Task: The exercise asks for every line of the data to be reproduced exactly.

Dataset records:
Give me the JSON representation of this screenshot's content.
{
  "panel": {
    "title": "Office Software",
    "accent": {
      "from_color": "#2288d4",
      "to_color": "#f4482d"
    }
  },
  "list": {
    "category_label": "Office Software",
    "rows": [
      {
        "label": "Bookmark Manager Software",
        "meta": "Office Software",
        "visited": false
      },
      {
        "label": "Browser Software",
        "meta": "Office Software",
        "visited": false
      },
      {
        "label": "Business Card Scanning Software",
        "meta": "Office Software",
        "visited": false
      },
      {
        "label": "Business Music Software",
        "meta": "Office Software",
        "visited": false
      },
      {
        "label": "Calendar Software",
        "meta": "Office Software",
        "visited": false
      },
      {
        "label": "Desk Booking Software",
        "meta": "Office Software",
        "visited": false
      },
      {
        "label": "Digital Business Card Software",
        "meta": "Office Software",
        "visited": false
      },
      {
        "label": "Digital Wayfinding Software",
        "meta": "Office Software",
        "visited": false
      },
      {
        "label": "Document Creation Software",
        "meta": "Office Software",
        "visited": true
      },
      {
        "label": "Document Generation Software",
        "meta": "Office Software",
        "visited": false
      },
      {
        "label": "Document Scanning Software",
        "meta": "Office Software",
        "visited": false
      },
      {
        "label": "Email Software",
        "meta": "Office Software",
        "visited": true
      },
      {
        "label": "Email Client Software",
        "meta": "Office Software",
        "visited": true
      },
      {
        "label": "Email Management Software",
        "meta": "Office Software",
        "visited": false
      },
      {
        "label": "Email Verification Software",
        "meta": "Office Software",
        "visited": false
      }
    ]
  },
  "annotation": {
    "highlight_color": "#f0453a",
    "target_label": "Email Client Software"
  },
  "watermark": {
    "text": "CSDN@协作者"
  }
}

Task solution:
Give me the JSON representation of this screenshot's content.
{
  "panel": {
    "title": "Office Software",
    "accent": {
      "from_color": "#2288d4",
      "to_color": "#f4482d"
    }
  },
  "list": {
    "category_label": "Office Software",
    "rows": [
      {
        "label": "Bookmark Manager Software",
        "meta": "Office Software",
        "visited": false
      },
      {
        "label": "Browser Software",
        "meta": "Office Software",
        "visited": false
      },
      {
        "label": "Business Card Scanning Software",
        "meta": "Office Software",
        "visited": false
      },
      {
        "label": "Business Music Software",
        "meta": "Office Software",
        "visited": false
      },
      {
        "label": "Calendar Software",
        "meta": "Office Software",
        "visited": false
      },
      {
        "label": "Desk Booking Software",
        "meta": "Office Software",
        "visited": false
      },
      {
        "label": "Digital Business Card Software",
        "meta": "Office Software",
        "visited": false
      },
      {
        "label": "Digital Wayfinding Software",
        "meta": "Office Software",
        "visited": false
      },
      {
        "label": "Document Creation Software",
        "meta": "Office Software",
        "visited": true
      },
      {
        "label": "Document Generation Software",
        "meta": "Office Software",
        "visited": false
      },
      {
        "label": "Document Scanning Software",
        "meta": "Office Software",
        "visited": false
      },
      {
        "label": "Email Software",
        "meta": "Office Software",
        "visited": true
      },
      {
        "label": "Email Client Software",
        "meta": "Office Software",
        "visited": true
      },
      {
        "label": "Email Management Software",
        "meta": "Office Software",
        "visited": false
      },
      {
        "label": "Email Verification Software",
        "meta": "Office Software",
        "visited": false
      }
    ]
  },
  "annotation": {
    "highlight_color": "#f0453a",
    "target_label": "Email Client Software"
  },
  "watermark": {
    "text": "CSDN@协作者"
  }
}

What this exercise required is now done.